Figure data in JSON
════════════════════

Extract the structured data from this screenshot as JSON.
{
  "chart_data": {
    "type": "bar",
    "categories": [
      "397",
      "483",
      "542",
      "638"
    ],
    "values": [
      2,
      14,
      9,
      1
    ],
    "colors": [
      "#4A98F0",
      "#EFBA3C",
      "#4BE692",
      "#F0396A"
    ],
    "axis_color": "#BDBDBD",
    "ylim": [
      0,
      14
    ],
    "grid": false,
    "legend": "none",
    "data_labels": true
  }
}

════════════════════

Type out the full listing again, exactly as given.

### [Output of the task]
Extract the structured data from this screenshot as JSON.
{
  "chart_data": {
    "type": "bar",
    "categories": [
      "397",
      "483",
      "542",
      "638"
    ],
    "values": [
      2,
      14,
      9,
      1
    ],
    "colors": [
      "#4A98F0",
      "#EFBA3C",
      "#4BE692",
      "#F0396A"
    ],
    "axis_color": "#BDBDBD",
    "ylim": [
      0,
      14
    ],
    "grid": false,
    "legend": "none",
    "data_labels": true
  }
}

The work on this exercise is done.